> WHAT IS BEING ASKED
Write out each record below exactly as it appears, with no pictures.

[Start EXCERPTED RECORDS]

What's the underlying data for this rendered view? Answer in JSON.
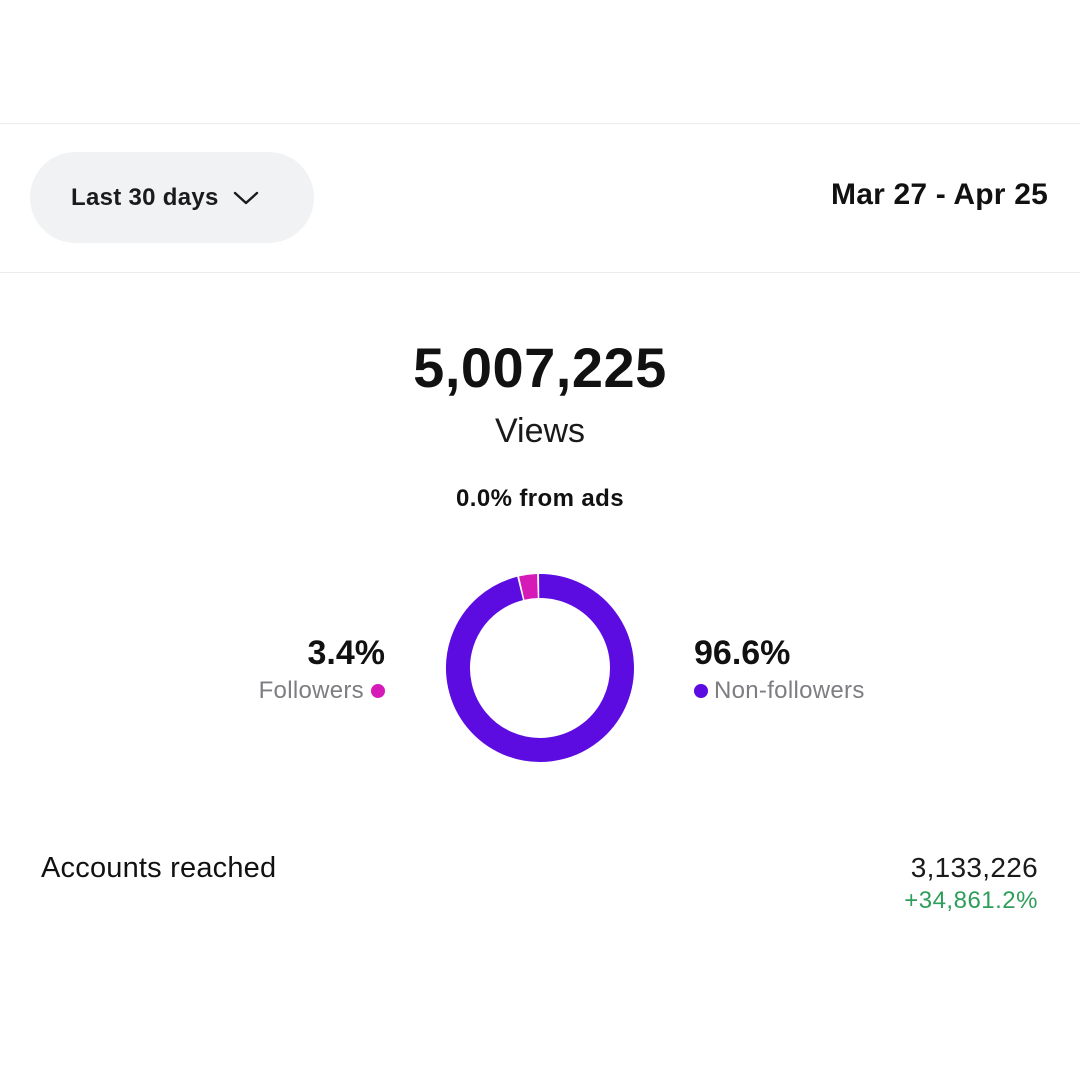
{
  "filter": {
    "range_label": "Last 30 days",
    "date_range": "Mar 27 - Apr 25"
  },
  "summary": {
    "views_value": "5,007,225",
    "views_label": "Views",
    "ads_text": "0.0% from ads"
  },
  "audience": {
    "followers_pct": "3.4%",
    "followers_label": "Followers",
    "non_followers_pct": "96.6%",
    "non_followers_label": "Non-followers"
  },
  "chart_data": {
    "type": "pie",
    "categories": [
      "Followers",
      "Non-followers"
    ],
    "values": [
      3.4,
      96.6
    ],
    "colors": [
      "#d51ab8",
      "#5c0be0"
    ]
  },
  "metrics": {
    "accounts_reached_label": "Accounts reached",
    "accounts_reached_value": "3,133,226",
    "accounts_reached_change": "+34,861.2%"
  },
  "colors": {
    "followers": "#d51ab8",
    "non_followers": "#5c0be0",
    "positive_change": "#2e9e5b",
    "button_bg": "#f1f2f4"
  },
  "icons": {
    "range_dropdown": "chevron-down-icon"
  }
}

[End EXCERPTED RECORDS]

> EXERCISE RESULT
What's the underlying data for this rendered view? Answer in JSON.
{
  "filter": {
    "range_label": "Last 30 days",
    "date_range": "Mar 27 - Apr 25"
  },
  "summary": {
    "views_value": "5,007,225",
    "views_label": "Views",
    "ads_text": "0.0% from ads"
  },
  "audience": {
    "followers_pct": "3.4%",
    "followers_label": "Followers",
    "non_followers_pct": "96.6%",
    "non_followers_label": "Non-followers"
  },
  "chart_data": {
    "type": "pie",
    "categories": [
      "Followers",
      "Non-followers"
    ],
    "values": [
      3.4,
      96.6
    ],
    "colors": [
      "#d51ab8",
      "#5c0be0"
    ]
  },
  "metrics": {
    "accounts_reached_label": "Accounts reached",
    "accounts_reached_value": "3,133,226",
    "accounts_reached_change": "+34,861.2%"
  },
  "colors": {
    "followers": "#d51ab8",
    "non_followers": "#5c0be0",
    "positive_change": "#2e9e5b",
    "button_bg": "#f1f2f4"
  },
  "icons": {
    "range_dropdown": "chevron-down-icon"
  }
}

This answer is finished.